__Given data__:
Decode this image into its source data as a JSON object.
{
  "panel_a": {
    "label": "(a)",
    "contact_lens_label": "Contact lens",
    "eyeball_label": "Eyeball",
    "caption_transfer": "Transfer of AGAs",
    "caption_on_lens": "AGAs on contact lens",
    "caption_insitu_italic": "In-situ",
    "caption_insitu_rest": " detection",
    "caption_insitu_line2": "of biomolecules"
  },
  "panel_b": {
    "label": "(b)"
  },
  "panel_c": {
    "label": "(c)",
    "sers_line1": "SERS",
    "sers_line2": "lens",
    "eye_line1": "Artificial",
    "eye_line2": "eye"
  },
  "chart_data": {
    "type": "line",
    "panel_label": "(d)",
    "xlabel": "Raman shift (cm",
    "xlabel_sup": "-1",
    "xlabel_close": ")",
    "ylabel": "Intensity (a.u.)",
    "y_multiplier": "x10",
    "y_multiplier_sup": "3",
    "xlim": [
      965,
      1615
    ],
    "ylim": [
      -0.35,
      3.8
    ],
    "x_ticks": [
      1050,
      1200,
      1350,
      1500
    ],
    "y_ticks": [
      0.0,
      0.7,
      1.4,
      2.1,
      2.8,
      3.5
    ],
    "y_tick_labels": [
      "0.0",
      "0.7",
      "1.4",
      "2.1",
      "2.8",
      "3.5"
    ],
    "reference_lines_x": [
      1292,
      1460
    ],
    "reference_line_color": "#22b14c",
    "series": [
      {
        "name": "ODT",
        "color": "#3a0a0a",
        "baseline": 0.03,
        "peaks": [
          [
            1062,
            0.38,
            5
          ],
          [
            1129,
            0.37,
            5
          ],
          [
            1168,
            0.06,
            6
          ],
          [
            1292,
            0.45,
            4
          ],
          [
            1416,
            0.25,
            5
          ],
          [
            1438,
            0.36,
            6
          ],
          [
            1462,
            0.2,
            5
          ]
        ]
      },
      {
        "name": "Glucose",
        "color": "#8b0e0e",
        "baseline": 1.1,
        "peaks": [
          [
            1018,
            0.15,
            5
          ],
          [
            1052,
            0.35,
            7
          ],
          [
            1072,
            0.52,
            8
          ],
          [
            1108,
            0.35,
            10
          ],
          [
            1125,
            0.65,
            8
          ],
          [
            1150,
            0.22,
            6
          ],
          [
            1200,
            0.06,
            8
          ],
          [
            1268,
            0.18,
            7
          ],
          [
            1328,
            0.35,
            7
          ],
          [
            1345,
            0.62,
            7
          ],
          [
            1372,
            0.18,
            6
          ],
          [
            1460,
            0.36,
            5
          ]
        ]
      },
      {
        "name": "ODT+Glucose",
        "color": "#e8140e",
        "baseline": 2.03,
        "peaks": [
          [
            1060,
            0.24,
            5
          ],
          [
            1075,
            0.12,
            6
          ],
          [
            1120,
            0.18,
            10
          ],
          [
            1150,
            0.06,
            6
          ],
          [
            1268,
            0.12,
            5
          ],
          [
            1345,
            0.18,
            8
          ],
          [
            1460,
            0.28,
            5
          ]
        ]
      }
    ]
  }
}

__Stated task__:
Show the data once more, exactly as it was written.

__Solution to the problem__:
Decode this image into its source data as a JSON object.
{
  "panel_a": {
    "label": "(a)",
    "contact_lens_label": "Contact lens",
    "eyeball_label": "Eyeball",
    "caption_transfer": "Transfer of AGAs",
    "caption_on_lens": "AGAs on contact lens",
    "caption_insitu_italic": "In-situ",
    "caption_insitu_rest": " detection",
    "caption_insitu_line2": "of biomolecules"
  },
  "panel_b": {
    "label": "(b)"
  },
  "panel_c": {
    "label": "(c)",
    "sers_line1": "SERS",
    "sers_line2": "lens",
    "eye_line1": "Artificial",
    "eye_line2": "eye"
  },
  "chart_data": {
    "type": "line",
    "panel_label": "(d)",
    "xlabel": "Raman shift (cm",
    "xlabel_sup": "-1",
    "xlabel_close": ")",
    "ylabel": "Intensity (a.u.)",
    "y_multiplier": "x10",
    "y_multiplier_sup": "3",
    "xlim": [
      965,
      1615
    ],
    "ylim": [
      -0.35,
      3.8
    ],
    "x_ticks": [
      1050,
      1200,
      1350,
      1500
    ],
    "y_ticks": [
      0.0,
      0.7,
      1.4,
      2.1,
      2.8,
      3.5
    ],
    "y_tick_labels": [
      "0.0",
      "0.7",
      "1.4",
      "2.1",
      "2.8",
      "3.5"
    ],
    "reference_lines_x": [
      1292,
      1460
    ],
    "reference_line_color": "#22b14c",
    "series": [
      {
        "name": "ODT",
        "color": "#3a0a0a",
        "baseline": 0.03,
        "peaks": [
          [
            1062,
            0.38,
            5
          ],
          [
            1129,
            0.37,
            5
          ],
          [
            1168,
            0.06,
            6
          ],
          [
            1292,
            0.45,
            4
          ],
          [
            1416,
            0.25,
            5
          ],
          [
            1438,
            0.36,
            6
          ],
          [
            1462,
            0.2,
            5
          ]
        ]
      },
      {
        "name": "Glucose",
        "color": "#8b0e0e",
        "baseline": 1.1,
        "peaks": [
          [
            1018,
            0.15,
            5
          ],
          [
            1052,
            0.35,
            7
          ],
          [
            1072,
            0.52,
            8
          ],
          [
            1108,
            0.35,
            10
          ],
          [
            1125,
            0.65,
            8
          ],
          [
            1150,
            0.22,
            6
          ],
          [
            1200,
            0.06,
            8
          ],
          [
            1268,
            0.18,
            7
          ],
          [
            1328,
            0.35,
            7
          ],
          [
            1345,
            0.62,
            7
          ],
          [
            1372,
            0.18,
            6
          ],
          [
            1460,
            0.36,
            5
          ]
        ]
      },
      {
        "name": "ODT+Glucose",
        "color": "#e8140e",
        "baseline": 2.03,
        "peaks": [
          [
            1060,
            0.24,
            5
          ],
          [
            1075,
            0.12,
            6
          ],
          [
            1120,
            0.18,
            10
          ],
          [
            1150,
            0.06,
            6
          ],
          [
            1268,
            0.12,
            5
          ],
          [
            1345,
            0.18,
            8
          ],
          [
            1460,
            0.28,
            5
          ]
        ]
      }
    ]
  }
}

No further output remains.